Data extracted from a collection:
━━━

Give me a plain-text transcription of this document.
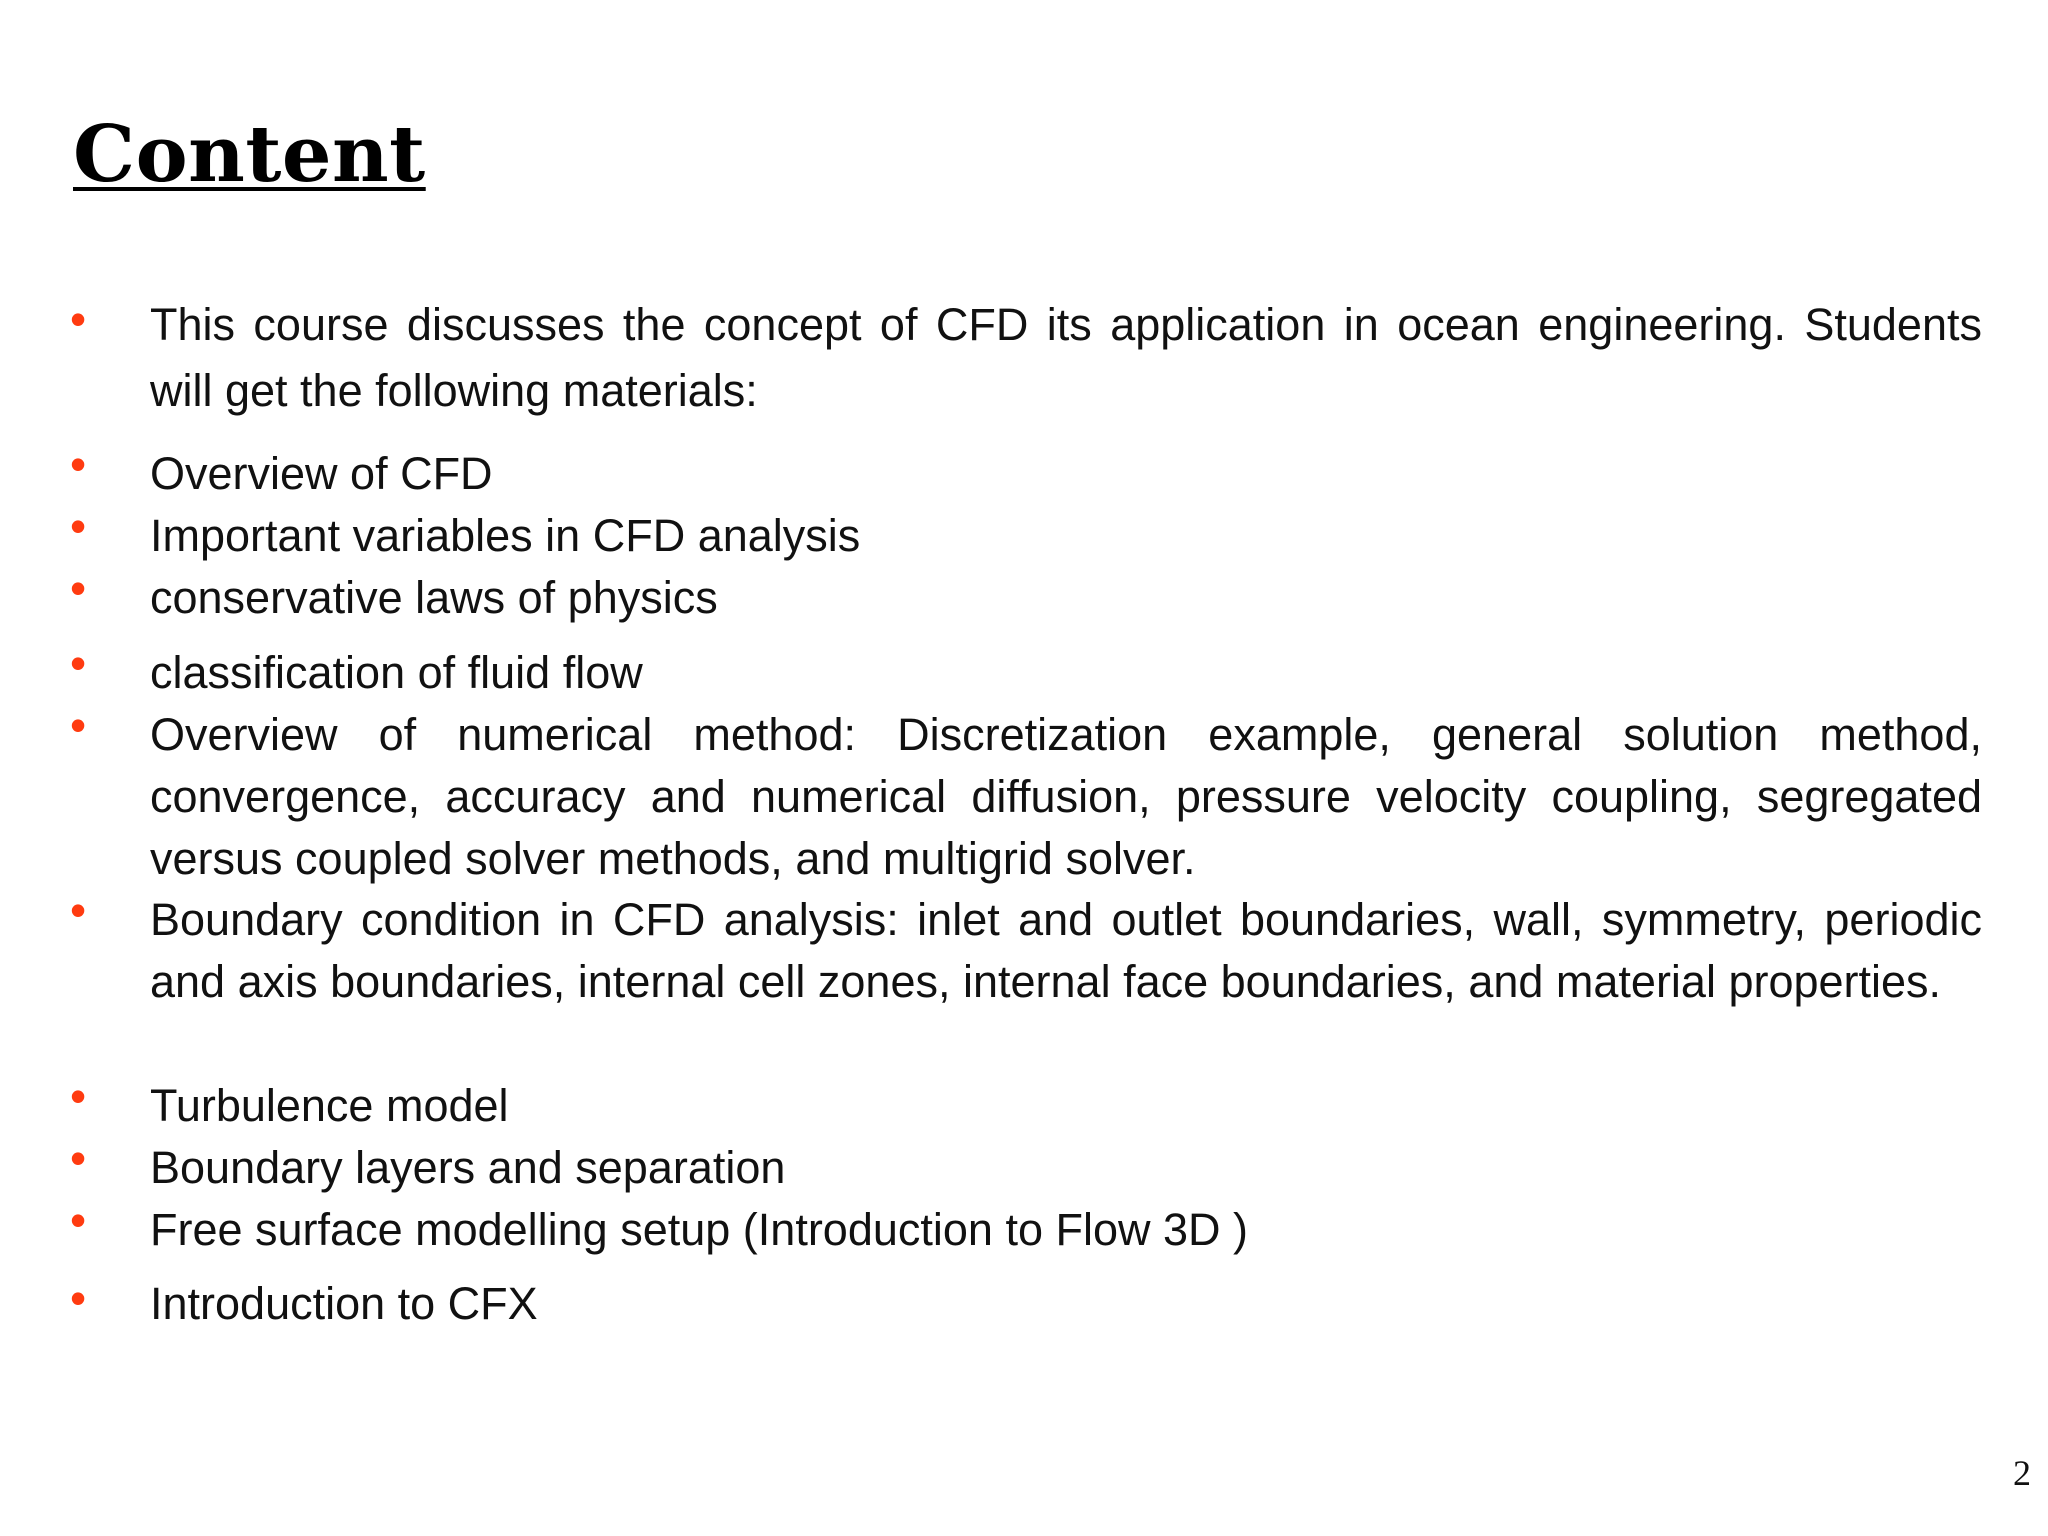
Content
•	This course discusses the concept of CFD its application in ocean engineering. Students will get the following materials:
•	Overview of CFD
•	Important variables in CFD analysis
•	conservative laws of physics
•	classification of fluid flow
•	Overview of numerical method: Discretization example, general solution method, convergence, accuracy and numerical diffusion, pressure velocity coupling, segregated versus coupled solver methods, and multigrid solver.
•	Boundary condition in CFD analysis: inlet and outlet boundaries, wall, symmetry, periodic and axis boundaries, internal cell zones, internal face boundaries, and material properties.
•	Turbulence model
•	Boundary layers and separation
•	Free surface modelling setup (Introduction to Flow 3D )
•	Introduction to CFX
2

━━━

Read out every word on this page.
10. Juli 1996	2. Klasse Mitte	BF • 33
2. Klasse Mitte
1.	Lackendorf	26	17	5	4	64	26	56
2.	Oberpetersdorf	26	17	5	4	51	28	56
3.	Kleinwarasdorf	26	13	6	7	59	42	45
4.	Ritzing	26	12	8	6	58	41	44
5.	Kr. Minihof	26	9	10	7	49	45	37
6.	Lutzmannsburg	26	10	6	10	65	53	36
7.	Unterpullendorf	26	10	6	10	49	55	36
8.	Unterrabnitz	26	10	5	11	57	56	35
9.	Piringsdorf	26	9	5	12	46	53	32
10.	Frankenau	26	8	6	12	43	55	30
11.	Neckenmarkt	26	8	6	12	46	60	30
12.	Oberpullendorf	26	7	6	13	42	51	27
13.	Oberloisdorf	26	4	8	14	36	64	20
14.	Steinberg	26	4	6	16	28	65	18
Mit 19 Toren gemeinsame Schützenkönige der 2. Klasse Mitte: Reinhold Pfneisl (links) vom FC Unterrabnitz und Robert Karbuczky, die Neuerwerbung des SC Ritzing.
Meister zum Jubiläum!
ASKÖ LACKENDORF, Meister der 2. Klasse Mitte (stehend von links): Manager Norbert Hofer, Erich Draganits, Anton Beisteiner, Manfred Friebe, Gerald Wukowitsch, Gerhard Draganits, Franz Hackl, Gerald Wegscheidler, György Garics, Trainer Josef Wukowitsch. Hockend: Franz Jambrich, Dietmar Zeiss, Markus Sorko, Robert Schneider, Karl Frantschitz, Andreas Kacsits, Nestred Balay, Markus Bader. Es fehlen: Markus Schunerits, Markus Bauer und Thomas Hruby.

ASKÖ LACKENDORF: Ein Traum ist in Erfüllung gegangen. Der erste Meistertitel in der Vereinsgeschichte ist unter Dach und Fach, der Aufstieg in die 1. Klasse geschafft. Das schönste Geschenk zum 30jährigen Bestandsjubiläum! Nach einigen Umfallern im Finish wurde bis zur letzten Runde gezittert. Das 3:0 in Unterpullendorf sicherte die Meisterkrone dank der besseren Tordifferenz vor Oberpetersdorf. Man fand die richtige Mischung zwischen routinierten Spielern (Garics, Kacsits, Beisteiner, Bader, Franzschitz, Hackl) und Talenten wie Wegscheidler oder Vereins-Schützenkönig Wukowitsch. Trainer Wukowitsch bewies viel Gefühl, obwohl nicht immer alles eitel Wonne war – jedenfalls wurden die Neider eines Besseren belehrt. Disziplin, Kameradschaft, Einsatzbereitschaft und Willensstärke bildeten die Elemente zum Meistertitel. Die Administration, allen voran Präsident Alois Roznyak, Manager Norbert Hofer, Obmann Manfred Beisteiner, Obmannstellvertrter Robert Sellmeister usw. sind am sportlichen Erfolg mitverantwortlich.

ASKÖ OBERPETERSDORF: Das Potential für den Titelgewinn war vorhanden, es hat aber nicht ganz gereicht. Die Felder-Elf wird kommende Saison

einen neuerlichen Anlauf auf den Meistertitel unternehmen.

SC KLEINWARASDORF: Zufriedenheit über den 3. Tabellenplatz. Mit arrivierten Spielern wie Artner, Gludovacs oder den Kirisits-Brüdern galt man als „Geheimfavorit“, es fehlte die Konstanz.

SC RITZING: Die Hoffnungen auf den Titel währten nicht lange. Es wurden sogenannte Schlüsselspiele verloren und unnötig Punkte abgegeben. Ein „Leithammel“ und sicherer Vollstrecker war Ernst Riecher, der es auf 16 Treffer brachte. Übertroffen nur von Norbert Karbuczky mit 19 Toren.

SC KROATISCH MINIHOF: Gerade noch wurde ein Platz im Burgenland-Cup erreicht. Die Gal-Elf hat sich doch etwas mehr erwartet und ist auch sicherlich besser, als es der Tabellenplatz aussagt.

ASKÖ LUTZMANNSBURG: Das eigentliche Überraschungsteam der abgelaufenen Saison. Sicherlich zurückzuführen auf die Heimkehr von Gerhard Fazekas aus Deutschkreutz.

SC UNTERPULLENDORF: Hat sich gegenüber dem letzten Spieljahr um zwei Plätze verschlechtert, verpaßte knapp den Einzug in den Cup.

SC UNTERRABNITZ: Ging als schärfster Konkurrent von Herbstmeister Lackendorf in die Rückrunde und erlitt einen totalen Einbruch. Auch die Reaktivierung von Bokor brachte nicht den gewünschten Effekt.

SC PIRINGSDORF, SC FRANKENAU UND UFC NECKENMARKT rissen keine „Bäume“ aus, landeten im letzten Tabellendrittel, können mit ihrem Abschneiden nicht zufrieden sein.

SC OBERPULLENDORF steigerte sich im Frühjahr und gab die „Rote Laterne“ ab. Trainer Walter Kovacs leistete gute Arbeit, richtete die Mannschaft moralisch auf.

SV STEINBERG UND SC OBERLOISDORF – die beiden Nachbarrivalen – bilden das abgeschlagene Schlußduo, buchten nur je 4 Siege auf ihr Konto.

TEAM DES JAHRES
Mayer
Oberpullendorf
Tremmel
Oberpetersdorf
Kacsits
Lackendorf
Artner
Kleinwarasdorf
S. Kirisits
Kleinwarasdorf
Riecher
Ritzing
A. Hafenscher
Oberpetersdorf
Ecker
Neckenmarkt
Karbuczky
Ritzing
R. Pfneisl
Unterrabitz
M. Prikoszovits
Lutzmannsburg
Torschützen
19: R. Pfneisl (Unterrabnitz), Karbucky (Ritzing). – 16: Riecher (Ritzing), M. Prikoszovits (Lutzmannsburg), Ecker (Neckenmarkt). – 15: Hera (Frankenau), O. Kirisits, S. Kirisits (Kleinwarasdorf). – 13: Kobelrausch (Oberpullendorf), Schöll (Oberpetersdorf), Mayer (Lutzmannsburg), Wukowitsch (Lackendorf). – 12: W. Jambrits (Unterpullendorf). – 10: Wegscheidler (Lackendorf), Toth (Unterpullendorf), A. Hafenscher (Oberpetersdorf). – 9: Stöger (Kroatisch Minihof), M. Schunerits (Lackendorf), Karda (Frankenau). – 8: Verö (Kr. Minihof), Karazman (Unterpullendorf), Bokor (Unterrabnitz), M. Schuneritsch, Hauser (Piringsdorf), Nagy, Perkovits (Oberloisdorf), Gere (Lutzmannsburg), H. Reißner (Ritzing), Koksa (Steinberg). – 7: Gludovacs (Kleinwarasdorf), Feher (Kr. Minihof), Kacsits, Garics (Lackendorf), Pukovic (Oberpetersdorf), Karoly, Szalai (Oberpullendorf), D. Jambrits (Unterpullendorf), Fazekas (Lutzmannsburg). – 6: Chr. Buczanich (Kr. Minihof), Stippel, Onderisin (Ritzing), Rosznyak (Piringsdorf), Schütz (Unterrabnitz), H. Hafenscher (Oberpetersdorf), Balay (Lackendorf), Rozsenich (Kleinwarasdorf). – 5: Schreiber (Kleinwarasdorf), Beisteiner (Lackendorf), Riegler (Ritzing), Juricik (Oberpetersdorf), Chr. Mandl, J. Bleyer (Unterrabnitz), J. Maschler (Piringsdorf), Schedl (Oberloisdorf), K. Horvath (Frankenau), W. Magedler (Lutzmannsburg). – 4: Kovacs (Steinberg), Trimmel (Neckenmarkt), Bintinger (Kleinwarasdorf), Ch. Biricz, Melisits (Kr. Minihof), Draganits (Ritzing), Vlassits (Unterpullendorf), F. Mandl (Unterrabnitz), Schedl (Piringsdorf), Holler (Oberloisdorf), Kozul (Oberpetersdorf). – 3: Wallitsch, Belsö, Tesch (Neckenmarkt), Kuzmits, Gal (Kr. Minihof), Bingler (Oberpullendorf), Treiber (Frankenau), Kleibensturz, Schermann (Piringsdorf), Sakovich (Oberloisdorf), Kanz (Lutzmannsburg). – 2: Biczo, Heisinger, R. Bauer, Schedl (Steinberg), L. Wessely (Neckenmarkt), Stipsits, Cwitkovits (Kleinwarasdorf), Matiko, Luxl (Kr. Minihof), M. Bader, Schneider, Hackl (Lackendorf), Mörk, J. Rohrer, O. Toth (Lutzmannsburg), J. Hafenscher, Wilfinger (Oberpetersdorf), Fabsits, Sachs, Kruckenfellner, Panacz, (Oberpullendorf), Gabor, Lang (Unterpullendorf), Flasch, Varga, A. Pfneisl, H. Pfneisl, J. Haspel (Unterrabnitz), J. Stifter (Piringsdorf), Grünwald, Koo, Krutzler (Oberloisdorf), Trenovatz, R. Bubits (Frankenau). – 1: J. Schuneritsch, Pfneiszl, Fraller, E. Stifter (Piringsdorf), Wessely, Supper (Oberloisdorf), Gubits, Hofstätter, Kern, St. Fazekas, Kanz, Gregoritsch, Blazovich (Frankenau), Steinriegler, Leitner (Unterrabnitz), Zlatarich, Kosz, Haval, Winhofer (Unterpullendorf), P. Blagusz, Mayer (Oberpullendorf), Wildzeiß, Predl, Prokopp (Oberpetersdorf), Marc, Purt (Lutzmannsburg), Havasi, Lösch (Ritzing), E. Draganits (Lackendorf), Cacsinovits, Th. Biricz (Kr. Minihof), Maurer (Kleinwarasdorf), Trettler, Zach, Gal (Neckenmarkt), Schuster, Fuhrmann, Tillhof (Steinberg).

━━━

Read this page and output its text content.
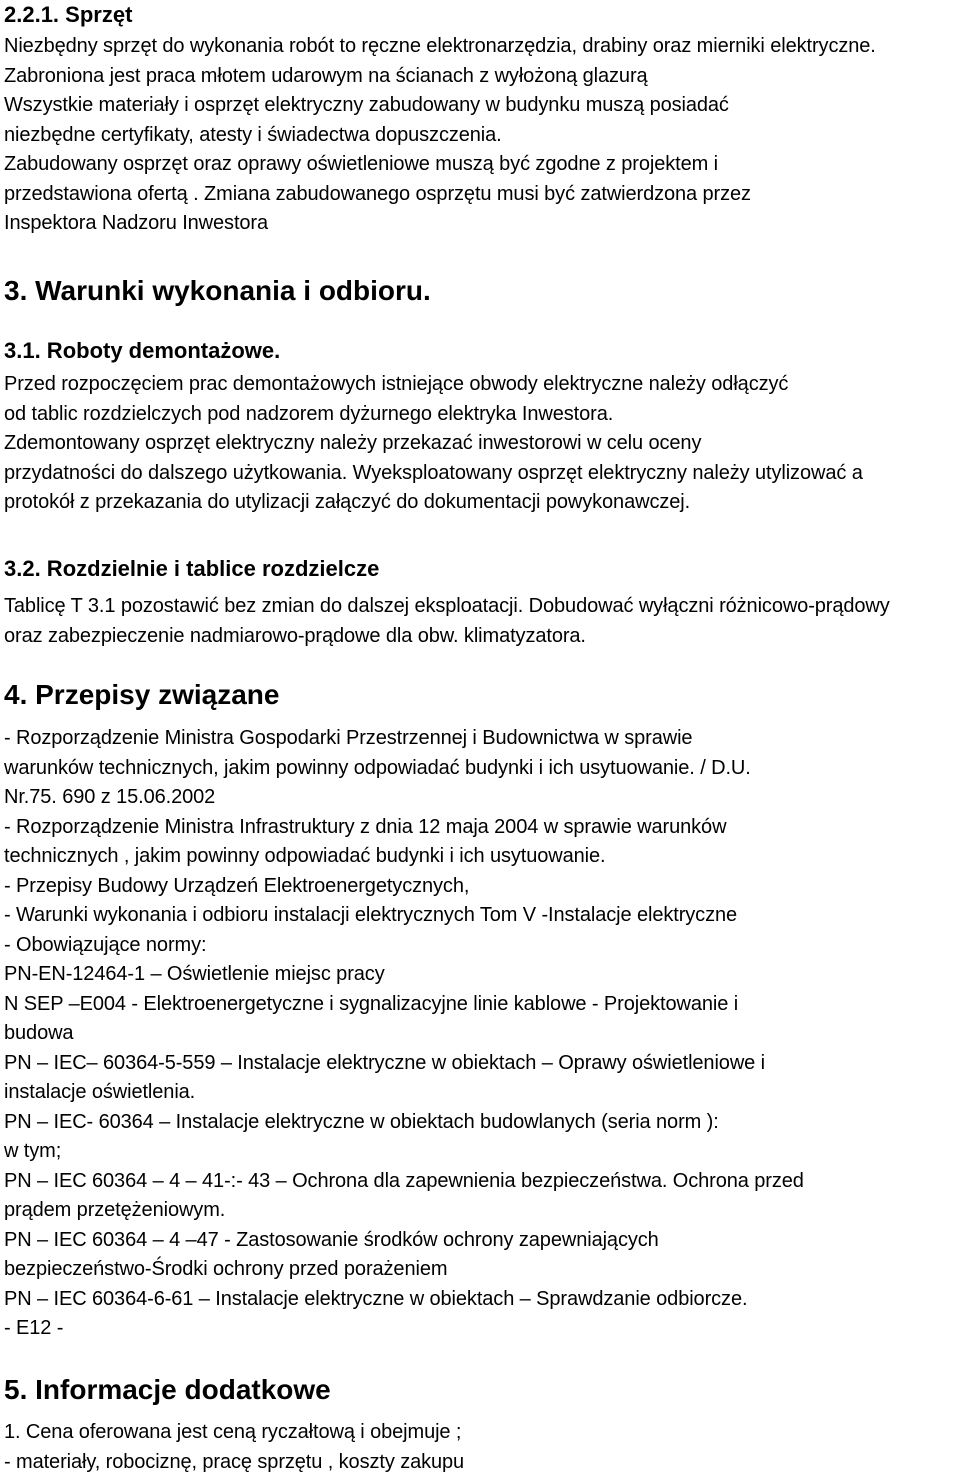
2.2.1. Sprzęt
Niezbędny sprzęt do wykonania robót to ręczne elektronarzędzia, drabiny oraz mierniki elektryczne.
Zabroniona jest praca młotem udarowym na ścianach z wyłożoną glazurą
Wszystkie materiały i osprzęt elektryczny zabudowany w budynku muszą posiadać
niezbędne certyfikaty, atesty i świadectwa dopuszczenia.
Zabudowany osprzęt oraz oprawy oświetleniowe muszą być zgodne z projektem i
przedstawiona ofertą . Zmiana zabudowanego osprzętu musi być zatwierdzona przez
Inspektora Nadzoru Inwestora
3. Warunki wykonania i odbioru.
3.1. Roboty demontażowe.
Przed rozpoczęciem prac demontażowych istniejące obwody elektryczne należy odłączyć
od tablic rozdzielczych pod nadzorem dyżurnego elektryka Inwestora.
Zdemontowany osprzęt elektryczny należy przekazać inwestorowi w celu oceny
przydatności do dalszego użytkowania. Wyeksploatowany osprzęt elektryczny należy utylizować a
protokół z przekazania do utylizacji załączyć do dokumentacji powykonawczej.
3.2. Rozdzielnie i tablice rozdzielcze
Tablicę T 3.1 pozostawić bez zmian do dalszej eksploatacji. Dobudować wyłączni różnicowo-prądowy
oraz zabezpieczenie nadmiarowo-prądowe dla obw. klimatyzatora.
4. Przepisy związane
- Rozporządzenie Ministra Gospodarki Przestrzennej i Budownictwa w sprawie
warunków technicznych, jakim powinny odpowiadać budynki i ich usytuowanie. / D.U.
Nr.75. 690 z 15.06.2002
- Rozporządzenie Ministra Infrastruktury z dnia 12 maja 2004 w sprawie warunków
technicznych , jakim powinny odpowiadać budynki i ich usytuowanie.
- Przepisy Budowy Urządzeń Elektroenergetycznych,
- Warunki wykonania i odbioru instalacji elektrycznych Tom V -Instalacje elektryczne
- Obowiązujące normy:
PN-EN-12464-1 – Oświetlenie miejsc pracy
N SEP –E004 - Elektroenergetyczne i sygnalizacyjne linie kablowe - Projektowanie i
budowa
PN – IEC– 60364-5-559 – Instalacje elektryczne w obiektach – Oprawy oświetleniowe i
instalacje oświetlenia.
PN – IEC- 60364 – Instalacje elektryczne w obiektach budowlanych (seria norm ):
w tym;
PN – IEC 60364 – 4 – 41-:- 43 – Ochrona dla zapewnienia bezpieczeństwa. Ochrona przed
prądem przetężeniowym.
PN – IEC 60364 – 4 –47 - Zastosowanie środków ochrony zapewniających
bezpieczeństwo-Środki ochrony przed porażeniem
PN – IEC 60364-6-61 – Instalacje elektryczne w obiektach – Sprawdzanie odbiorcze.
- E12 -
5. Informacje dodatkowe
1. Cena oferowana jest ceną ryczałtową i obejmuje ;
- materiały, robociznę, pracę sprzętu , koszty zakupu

━━━

Return all lines of the material above in which the word "powinny" occurs.

### OUTPUT FOR THIS TASK
warunków technicznych, jakim powinny odpowiadać budynki i ich usytuowanie. / D.U.
technicznych , jakim powinny odpowiadać budynki i ich usytuowanie.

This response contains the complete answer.